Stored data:

** START **

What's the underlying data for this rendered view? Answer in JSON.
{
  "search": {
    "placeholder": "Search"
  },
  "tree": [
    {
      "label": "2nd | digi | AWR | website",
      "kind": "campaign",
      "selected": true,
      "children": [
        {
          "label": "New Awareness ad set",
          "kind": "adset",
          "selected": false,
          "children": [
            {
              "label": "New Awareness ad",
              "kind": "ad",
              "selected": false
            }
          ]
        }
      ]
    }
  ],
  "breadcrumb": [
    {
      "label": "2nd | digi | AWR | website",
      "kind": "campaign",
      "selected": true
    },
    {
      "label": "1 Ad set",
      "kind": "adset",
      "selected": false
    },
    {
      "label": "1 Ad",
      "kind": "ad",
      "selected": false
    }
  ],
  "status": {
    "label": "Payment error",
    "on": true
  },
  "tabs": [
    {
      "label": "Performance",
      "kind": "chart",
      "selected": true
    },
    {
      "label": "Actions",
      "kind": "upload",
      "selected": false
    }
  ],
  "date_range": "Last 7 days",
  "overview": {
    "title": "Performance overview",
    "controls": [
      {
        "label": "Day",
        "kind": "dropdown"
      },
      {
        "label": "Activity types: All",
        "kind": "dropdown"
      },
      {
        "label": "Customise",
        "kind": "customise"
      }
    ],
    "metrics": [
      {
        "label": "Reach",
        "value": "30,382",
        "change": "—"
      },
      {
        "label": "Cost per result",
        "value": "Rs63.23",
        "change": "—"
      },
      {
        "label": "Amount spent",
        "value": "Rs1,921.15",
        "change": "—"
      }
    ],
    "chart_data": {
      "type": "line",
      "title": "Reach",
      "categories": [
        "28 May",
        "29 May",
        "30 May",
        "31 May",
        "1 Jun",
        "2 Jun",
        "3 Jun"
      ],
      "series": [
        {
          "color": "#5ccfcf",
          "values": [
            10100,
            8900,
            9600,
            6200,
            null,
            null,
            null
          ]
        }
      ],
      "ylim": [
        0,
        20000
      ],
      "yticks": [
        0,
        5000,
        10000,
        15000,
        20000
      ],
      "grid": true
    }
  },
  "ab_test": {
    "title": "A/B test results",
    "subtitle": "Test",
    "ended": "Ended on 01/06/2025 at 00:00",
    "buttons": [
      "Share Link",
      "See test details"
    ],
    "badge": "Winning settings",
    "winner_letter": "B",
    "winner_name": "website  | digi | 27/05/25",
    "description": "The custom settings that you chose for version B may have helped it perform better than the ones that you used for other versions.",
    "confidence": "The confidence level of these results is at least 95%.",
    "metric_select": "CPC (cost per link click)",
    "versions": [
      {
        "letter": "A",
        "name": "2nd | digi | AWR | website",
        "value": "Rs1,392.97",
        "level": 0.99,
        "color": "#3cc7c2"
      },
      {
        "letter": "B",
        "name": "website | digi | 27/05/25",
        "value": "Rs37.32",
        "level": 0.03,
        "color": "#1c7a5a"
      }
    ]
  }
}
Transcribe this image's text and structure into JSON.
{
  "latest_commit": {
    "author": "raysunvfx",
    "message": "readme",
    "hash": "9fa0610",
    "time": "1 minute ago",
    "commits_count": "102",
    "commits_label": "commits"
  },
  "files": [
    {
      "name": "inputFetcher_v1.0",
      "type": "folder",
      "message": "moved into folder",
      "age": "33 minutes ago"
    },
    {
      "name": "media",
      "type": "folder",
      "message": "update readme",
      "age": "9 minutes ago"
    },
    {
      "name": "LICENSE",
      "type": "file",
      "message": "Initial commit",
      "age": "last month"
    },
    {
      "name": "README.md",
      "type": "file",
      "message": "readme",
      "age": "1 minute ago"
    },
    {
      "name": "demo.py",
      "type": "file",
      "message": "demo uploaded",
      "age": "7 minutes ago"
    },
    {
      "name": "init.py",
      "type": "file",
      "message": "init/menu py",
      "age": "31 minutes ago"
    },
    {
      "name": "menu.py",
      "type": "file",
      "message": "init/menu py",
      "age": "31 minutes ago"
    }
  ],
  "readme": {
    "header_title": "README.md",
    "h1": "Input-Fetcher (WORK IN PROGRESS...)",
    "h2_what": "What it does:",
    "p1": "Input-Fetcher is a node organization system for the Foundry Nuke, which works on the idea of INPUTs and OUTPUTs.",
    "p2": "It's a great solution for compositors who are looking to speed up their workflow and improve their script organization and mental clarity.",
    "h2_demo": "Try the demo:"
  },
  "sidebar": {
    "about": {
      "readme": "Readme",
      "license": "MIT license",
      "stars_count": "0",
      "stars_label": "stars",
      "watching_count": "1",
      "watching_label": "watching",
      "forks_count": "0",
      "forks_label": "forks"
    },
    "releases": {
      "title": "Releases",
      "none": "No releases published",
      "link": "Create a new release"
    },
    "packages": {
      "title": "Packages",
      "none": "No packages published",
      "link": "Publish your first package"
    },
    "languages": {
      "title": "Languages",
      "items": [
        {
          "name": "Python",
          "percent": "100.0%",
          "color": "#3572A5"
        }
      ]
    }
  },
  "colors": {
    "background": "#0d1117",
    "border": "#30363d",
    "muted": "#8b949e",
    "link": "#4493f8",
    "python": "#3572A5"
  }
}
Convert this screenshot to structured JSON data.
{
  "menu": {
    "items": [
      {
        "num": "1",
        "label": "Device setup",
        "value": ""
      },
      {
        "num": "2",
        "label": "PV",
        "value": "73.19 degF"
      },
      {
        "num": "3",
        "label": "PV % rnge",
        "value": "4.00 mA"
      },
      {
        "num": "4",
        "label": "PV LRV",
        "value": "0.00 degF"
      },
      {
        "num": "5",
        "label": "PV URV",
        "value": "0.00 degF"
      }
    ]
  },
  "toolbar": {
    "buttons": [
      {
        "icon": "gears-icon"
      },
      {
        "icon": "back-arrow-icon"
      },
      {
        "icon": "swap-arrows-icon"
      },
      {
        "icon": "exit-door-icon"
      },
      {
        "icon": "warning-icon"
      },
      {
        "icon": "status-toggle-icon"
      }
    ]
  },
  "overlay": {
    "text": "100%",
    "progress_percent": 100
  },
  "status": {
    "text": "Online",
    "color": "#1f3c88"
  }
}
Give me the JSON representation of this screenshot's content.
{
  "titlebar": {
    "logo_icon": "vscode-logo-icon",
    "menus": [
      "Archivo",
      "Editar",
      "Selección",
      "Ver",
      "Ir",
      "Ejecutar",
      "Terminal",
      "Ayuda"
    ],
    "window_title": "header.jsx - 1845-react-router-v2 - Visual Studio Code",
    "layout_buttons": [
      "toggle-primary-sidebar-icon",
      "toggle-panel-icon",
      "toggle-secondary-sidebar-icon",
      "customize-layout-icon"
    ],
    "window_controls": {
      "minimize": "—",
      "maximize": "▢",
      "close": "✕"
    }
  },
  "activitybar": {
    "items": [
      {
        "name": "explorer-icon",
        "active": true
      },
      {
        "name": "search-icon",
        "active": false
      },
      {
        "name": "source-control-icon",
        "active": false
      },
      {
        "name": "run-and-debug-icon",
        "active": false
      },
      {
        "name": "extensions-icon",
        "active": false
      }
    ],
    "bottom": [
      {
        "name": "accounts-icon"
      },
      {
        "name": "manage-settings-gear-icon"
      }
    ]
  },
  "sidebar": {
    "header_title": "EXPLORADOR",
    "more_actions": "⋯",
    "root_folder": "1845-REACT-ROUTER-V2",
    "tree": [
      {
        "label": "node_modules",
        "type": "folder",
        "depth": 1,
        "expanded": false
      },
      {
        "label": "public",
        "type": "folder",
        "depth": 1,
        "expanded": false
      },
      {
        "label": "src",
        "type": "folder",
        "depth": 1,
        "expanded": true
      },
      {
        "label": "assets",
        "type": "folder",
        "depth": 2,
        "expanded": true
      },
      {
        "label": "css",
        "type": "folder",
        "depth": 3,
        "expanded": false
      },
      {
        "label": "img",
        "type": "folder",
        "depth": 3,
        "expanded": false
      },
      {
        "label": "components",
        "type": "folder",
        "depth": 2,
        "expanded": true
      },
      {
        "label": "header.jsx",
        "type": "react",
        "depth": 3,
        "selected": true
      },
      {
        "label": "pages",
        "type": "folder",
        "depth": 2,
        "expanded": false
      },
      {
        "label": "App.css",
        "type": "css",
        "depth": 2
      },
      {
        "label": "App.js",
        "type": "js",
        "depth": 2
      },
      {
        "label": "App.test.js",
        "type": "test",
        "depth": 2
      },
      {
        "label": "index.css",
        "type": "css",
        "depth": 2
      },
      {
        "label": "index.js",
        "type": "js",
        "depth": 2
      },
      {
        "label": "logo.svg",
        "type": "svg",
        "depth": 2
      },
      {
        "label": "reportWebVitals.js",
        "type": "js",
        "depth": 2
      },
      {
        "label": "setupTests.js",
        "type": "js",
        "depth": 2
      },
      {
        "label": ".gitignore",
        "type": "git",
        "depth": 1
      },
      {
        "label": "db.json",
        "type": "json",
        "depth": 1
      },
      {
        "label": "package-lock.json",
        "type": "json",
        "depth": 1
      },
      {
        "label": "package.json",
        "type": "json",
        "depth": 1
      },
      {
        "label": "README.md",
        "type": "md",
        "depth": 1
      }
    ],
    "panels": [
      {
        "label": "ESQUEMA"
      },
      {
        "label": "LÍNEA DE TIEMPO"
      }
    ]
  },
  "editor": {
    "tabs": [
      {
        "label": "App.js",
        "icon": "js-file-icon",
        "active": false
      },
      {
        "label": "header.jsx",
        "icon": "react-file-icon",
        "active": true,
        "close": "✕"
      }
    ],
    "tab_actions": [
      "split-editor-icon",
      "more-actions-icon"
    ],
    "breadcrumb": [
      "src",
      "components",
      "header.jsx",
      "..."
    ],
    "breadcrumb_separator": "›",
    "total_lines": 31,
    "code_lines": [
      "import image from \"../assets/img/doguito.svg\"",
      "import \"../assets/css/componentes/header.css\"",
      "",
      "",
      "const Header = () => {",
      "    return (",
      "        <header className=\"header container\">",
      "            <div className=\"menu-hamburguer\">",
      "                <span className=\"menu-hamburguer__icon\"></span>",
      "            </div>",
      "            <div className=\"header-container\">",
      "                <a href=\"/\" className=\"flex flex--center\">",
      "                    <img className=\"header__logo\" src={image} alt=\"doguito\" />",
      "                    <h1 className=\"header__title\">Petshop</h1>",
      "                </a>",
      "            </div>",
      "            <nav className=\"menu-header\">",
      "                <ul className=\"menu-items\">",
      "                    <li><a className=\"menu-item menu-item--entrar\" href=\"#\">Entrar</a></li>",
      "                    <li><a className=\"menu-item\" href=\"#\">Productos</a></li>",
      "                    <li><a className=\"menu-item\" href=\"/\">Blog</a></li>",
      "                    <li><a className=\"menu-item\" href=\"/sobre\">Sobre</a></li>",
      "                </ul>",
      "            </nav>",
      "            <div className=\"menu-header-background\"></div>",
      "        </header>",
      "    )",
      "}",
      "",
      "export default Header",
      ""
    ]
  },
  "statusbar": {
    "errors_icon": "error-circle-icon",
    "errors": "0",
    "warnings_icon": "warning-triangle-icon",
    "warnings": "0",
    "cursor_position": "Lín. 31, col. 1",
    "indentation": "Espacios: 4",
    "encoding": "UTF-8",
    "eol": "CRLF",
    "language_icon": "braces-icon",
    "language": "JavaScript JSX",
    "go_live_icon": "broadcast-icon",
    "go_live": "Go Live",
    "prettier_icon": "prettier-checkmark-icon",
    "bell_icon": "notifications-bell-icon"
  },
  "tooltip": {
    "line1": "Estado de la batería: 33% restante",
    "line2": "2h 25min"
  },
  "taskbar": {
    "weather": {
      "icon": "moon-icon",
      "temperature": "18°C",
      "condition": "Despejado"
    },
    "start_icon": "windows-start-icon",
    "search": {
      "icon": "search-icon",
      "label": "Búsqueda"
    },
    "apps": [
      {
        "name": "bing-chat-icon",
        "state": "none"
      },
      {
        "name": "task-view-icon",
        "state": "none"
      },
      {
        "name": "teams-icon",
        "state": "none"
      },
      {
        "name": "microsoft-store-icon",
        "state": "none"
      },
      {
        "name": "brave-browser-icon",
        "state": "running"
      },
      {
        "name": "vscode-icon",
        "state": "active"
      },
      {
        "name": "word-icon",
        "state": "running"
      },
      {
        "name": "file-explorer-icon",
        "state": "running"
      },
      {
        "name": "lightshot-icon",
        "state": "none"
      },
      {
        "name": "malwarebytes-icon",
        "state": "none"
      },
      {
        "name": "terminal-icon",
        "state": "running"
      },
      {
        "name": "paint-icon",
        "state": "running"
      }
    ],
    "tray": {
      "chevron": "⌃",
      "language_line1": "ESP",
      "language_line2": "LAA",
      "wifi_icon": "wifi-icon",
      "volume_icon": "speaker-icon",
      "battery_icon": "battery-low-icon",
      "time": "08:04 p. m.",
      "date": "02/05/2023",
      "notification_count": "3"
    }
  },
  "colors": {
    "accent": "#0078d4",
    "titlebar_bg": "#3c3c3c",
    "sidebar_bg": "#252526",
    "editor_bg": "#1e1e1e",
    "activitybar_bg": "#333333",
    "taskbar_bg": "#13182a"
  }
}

** END **

#### [WHAT THE TASK REQUIRES]
For the material, find the number of lines holding the word "screenshot" and give that figure and nothing more.

#### [SOLUTION FOR THIS TASK]
2